Problem statement ->
All records are to be retyped faithfully and completely.

Records from a dataset ->
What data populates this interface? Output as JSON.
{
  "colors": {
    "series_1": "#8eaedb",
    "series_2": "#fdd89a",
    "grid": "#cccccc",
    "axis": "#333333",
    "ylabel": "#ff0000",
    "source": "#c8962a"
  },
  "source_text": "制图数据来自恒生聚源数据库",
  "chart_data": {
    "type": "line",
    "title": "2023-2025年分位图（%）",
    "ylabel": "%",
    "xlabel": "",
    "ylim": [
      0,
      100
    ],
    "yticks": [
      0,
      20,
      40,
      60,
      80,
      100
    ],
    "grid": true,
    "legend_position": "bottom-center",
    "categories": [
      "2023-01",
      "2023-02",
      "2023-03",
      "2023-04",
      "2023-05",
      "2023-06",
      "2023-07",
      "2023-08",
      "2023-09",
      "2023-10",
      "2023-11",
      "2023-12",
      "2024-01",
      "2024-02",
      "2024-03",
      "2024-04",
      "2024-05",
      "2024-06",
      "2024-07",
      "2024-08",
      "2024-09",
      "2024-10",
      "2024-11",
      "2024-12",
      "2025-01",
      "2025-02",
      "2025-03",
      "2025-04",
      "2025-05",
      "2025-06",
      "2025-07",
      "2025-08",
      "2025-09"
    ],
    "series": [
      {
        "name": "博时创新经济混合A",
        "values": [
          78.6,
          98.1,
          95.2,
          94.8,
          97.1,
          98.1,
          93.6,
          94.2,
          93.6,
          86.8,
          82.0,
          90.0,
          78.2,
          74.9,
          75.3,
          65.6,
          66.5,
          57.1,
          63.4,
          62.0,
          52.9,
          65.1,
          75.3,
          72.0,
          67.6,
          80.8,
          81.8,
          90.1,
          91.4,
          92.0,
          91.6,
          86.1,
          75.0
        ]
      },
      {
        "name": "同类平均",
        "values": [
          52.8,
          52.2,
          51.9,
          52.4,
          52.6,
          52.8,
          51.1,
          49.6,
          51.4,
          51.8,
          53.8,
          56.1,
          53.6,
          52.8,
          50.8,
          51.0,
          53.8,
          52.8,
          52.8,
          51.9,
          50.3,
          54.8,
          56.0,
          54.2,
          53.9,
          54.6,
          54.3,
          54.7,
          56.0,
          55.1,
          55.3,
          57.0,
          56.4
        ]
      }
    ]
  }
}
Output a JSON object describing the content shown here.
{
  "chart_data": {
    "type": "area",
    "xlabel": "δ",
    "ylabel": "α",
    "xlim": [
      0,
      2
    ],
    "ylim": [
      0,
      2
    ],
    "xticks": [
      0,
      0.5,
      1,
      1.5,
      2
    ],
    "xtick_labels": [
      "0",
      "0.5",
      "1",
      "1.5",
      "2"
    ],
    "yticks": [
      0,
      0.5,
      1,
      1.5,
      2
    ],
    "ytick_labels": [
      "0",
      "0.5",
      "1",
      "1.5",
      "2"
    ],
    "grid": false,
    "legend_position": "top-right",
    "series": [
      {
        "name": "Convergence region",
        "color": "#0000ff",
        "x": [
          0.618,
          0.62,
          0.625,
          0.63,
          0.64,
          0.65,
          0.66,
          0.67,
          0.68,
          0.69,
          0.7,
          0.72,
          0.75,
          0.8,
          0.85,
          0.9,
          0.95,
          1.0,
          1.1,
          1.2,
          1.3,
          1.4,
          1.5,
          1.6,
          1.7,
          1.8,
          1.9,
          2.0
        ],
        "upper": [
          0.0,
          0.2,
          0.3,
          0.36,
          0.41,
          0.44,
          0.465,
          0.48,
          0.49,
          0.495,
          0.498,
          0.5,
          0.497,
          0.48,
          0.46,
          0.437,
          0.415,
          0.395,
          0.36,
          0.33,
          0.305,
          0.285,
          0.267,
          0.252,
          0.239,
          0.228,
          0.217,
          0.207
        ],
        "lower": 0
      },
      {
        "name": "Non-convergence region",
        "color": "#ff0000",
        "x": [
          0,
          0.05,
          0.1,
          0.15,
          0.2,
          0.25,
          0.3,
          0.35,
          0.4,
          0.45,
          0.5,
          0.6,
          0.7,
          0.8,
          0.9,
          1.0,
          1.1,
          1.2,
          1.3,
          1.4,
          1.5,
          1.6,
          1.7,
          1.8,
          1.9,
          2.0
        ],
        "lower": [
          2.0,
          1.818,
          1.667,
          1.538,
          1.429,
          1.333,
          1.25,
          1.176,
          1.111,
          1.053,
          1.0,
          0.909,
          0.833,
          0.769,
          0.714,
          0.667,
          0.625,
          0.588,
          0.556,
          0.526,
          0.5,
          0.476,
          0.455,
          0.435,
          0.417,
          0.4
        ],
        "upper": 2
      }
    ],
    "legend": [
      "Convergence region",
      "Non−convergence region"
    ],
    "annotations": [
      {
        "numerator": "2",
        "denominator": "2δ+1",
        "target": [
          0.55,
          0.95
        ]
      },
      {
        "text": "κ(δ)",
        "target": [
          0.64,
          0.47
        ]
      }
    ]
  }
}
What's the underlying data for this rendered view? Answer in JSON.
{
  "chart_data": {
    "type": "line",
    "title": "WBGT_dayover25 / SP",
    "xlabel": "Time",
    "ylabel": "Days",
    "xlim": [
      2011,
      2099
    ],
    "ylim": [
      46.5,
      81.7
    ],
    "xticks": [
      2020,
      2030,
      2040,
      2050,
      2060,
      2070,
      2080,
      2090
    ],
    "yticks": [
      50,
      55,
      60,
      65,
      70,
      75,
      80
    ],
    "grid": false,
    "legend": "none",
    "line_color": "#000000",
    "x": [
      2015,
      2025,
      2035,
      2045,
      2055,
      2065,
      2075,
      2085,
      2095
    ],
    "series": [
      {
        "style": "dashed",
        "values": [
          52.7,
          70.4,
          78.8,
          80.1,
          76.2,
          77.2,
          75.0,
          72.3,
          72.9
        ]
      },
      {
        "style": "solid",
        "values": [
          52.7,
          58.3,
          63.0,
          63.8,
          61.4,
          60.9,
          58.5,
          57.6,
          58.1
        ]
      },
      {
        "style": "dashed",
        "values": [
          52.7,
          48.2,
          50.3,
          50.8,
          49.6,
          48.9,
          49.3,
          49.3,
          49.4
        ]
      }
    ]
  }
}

Response to the exercise ->
What data populates this interface? Output as JSON.
{
  "colors": {
    "series_1": "#8eaedb",
    "series_2": "#fdd89a",
    "grid": "#cccccc",
    "axis": "#333333",
    "ylabel": "#ff0000",
    "source": "#c8962a"
  },
  "source_text": "制图数据来自恒生聚源数据库",
  "chart_data": {
    "type": "line",
    "title": "2023-2025年分位图（%）",
    "ylabel": "%",
    "xlabel": "",
    "ylim": [
      0,
      100
    ],
    "yticks": [
      0,
      20,
      40,
      60,
      80,
      100
    ],
    "grid": true,
    "legend_position": "bottom-center",
    "categories": [
      "2023-01",
      "2023-02",
      "2023-03",
      "2023-04",
      "2023-05",
      "2023-06",
      "2023-07",
      "2023-08",
      "2023-09",
      "2023-10",
      "2023-11",
      "2023-12",
      "2024-01",
      "2024-02",
      "2024-03",
      "2024-04",
      "2024-05",
      "2024-06",
      "2024-07",
      "2024-08",
      "2024-09",
      "2024-10",
      "2024-11",
      "2024-12",
      "2025-01",
      "2025-02",
      "2025-03",
      "2025-04",
      "2025-05",
      "2025-06",
      "2025-07",
      "2025-08",
      "2025-09"
    ],
    "series": [
      {
        "name": "博时创新经济混合A",
        "values": [
          78.6,
          98.1,
          95.2,
          94.8,
          97.1,
          98.1,
          93.6,
          94.2,
          93.6,
          86.8,
          82.0,
          90.0,
          78.2,
          74.9,
          75.3,
          65.6,
          66.5,
          57.1,
          63.4,
          62.0,
          52.9,
          65.1,
          75.3,
          72.0,
          67.6,
          80.8,
          81.8,
          90.1,
          91.4,
          92.0,
          91.6,
          86.1,
          75.0
        ]
      },
      {
        "name": "同类平均",
        "values": [
          52.8,
          52.2,
          51.9,
          52.4,
          52.6,
          52.8,
          51.1,
          49.6,
          51.4,
          51.8,
          53.8,
          56.1,
          53.6,
          52.8,
          50.8,
          51.0,
          53.8,
          52.8,
          52.8,
          51.9,
          50.3,
          54.8,
          56.0,
          54.2,
          53.9,
          54.6,
          54.3,
          54.7,
          56.0,
          55.1,
          55.3,
          57.0,
          56.4
        ]
      }
    ]
  }
}
Output a JSON object describing the content shown here.
{
  "chart_data": {
    "type": "area",
    "xlabel": "δ",
    "ylabel": "α",
    "xlim": [
      0,
      2
    ],
    "ylim": [
      0,
      2
    ],
    "xticks": [
      0,
      0.5,
      1,
      1.5,
      2
    ],
    "xtick_labels": [
      "0",
      "0.5",
      "1",
      "1.5",
      "2"
    ],
    "yticks": [
      0,
      0.5,
      1,
      1.5,
      2
    ],
    "ytick_labels": [
      "0",
      "0.5",
      "1",
      "1.5",
      "2"
    ],
    "grid": false,
    "legend_position": "top-right",
    "series": [
      {
        "name": "Convergence region",
        "color": "#0000ff",
        "x": [
          0.618,
          0.62,
          0.625,
          0.63,
          0.64,
          0.65,
          0.66,
          0.67,
          0.68,
          0.69,
          0.7,
          0.72,
          0.75,
          0.8,
          0.85,
          0.9,
          0.95,
          1.0,
          1.1,
          1.2,
          1.3,
          1.4,
          1.5,
          1.6,
          1.7,
          1.8,
          1.9,
          2.0
        ],
        "upper": [
          0.0,
          0.2,
          0.3,
          0.36,
          0.41,
          0.44,
          0.465,
          0.48,
          0.49,
          0.495,
          0.498,
          0.5,
          0.497,
          0.48,
          0.46,
          0.437,
          0.415,
          0.395,
          0.36,
          0.33,
          0.305,
          0.285,
          0.267,
          0.252,
          0.239,
          0.228,
          0.217,
          0.207
        ],
        "lower": 0
      },
      {
        "name": "Non-convergence region",
        "color": "#ff0000",
        "x": [
          0,
          0.05,
          0.1,
          0.15,
          0.2,
          0.25,
          0.3,
          0.35,
          0.4,
          0.45,
          0.5,
          0.6,
          0.7,
          0.8,
          0.9,
          1.0,
          1.1,
          1.2,
          1.3,
          1.4,
          1.5,
          1.6,
          1.7,
          1.8,
          1.9,
          2.0
        ],
        "lower": [
          2.0,
          1.818,
          1.667,
          1.538,
          1.429,
          1.333,
          1.25,
          1.176,
          1.111,
          1.053,
          1.0,
          0.909,
          0.833,
          0.769,
          0.714,
          0.667,
          0.625,
          0.588,
          0.556,
          0.526,
          0.5,
          0.476,
          0.455,
          0.435,
          0.417,
          0.4
        ],
        "upper": 2
      }
    ],
    "legend": [
      "Convergence region",
      "Non−convergence region"
    ],
    "annotations": [
      {
        "numerator": "2",
        "denominator": "2δ+1",
        "target": [
          0.55,
          0.95
        ]
      },
      {
        "text": "κ(δ)",
        "target": [
          0.64,
          0.47
        ]
      }
    ]
  }
}
What's the underlying data for this rendered view? Answer in JSON.
{
  "chart_data": {
    "type": "line",
    "title": "WBGT_dayover25 / SP",
    "xlabel": "Time",
    "ylabel": "Days",
    "xlim": [
      2011,
      2099
    ],
    "ylim": [
      46.5,
      81.7
    ],
    "xticks": [
      2020,
      2030,
      2040,
      2050,
      2060,
      2070,
      2080,
      2090
    ],
    "yticks": [
      50,
      55,
      60,
      65,
      70,
      75,
      80
    ],
    "grid": false,
    "legend": "none",
    "line_color": "#000000",
    "x": [
      2015,
      2025,
      2035,
      2045,
      2055,
      2065,
      2075,
      2085,
      2095
    ],
    "series": [
      {
        "style": "dashed",
        "values": [
          52.7,
          70.4,
          78.8,
          80.1,
          76.2,
          77.2,
          75.0,
          72.3,
          72.9
        ]
      },
      {
        "style": "solid",
        "values": [
          52.7,
          58.3,
          63.0,
          63.8,
          61.4,
          60.9,
          58.5,
          57.6,
          58.1
        ]
      },
      {
        "style": "dashed",
        "values": [
          52.7,
          48.2,
          50.3,
          50.8,
          49.6,
          48.9,
          49.3,
          49.3,
          49.4
        ]
      }
    ]
  }
}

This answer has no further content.